Write out the listing beneath this instruction in its entirety, exactly as it reads.

## start INFORMATION SUPPLIED

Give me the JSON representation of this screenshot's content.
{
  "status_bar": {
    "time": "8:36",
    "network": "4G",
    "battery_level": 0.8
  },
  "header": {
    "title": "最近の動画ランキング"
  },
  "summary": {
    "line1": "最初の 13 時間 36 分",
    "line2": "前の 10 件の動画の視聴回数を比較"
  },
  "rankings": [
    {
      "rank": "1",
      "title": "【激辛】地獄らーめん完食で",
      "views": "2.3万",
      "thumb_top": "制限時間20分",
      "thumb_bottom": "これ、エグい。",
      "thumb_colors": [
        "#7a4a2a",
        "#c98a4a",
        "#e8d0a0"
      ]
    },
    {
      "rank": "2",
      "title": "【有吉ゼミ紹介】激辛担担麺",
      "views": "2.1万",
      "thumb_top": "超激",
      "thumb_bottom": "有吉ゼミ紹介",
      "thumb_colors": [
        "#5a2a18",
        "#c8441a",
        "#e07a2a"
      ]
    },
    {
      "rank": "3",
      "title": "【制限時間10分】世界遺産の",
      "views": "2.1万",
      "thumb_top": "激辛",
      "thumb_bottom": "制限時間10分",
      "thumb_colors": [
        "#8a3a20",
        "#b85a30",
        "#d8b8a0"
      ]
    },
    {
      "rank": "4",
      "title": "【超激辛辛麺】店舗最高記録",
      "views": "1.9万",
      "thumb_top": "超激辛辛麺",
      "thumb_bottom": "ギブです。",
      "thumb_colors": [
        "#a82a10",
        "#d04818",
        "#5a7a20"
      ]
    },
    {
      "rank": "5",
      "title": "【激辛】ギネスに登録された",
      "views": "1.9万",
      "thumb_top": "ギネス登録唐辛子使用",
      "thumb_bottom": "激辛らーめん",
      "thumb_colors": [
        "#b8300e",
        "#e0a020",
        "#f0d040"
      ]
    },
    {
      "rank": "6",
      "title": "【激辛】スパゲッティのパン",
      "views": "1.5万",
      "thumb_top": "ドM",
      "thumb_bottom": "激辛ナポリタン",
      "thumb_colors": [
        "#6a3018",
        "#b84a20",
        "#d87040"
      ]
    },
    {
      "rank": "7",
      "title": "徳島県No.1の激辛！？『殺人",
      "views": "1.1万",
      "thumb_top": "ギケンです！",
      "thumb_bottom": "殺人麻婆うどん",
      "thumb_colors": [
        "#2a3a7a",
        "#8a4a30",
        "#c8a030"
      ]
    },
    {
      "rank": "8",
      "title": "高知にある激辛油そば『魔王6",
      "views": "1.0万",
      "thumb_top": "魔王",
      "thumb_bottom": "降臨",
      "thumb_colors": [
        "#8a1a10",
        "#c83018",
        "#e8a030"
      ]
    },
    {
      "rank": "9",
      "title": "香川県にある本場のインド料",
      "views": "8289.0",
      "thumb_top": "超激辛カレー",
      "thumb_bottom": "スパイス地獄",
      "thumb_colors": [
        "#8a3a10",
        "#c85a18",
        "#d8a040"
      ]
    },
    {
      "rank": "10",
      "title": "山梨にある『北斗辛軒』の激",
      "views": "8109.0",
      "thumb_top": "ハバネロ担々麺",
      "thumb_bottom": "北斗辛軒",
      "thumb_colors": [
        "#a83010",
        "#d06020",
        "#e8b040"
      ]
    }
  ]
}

## end INFORMATION SUPPLIED

• RESULT OF THIS EXERCISE:
Give me the JSON representation of this screenshot's content.
{
  "status_bar": {
    "time": "8:36",
    "network": "4G",
    "battery_level": 0.8
  },
  "header": {
    "title": "最近の動画ランキング"
  },
  "summary": {
    "line1": "最初の 13 時間 36 分",
    "line2": "前の 10 件の動画の視聴回数を比較"
  },
  "rankings": [
    {
      "rank": "1",
      "title": "【激辛】地獄らーめん完食で",
      "views": "2.3万",
      "thumb_top": "制限時間20分",
      "thumb_bottom": "これ、エグい。",
      "thumb_colors": [
        "#7a4a2a",
        "#c98a4a",
        "#e8d0a0"
      ]
    },
    {
      "rank": "2",
      "title": "【有吉ゼミ紹介】激辛担担麺",
      "views": "2.1万",
      "thumb_top": "超激",
      "thumb_bottom": "有吉ゼミ紹介",
      "thumb_colors": [
        "#5a2a18",
        "#c8441a",
        "#e07a2a"
      ]
    },
    {
      "rank": "3",
      "title": "【制限時間10分】世界遺産の",
      "views": "2.1万",
      "thumb_top": "激辛",
      "thumb_bottom": "制限時間10分",
      "thumb_colors": [
        "#8a3a20",
        "#b85a30",
        "#d8b8a0"
      ]
    },
    {
      "rank": "4",
      "title": "【超激辛辛麺】店舗最高記録",
      "views": "1.9万",
      "thumb_top": "超激辛辛麺",
      "thumb_bottom": "ギブです。",
      "thumb_colors": [
        "#a82a10",
        "#d04818",
        "#5a7a20"
      ]
    },
    {
      "rank": "5",
      "title": "【激辛】ギネスに登録された",
      "views": "1.9万",
      "thumb_top": "ギネス登録唐辛子使用",
      "thumb_bottom": "激辛らーめん",
      "thumb_colors": [
        "#b8300e",
        "#e0a020",
        "#f0d040"
      ]
    },
    {
      "rank": "6",
      "title": "【激辛】スパゲッティのパン",
      "views": "1.5万",
      "thumb_top": "ドM",
      "thumb_bottom": "激辛ナポリタン",
      "thumb_colors": [
        "#6a3018",
        "#b84a20",
        "#d87040"
      ]
    },
    {
      "rank": "7",
      "title": "徳島県No.1の激辛！？『殺人",
      "views": "1.1万",
      "thumb_top": "ギケンです！",
      "thumb_bottom": "殺人麻婆うどん",
      "thumb_colors": [
        "#2a3a7a",
        "#8a4a30",
        "#c8a030"
      ]
    },
    {
      "rank": "8",
      "title": "高知にある激辛油そば『魔王6",
      "views": "1.0万",
      "thumb_top": "魔王",
      "thumb_bottom": "降臨",
      "thumb_colors": [
        "#8a1a10",
        "#c83018",
        "#e8a030"
      ]
    },
    {
      "rank": "9",
      "title": "香川県にある本場のインド料",
      "views": "8289.0",
      "thumb_top": "超激辛カレー",
      "thumb_bottom": "スパイス地獄",
      "thumb_colors": [
        "#8a3a10",
        "#c85a18",
        "#d8a040"
      ]
    },
    {
      "rank": "10",
      "title": "山梨にある『北斗辛軒』の激",
      "views": "8109.0",
      "thumb_top": "ハバネロ担々麺",
      "thumb_bottom": "北斗辛軒",
      "thumb_colors": [
        "#a83010",
        "#d06020",
        "#e8b040"
      ]
    }
  ]
}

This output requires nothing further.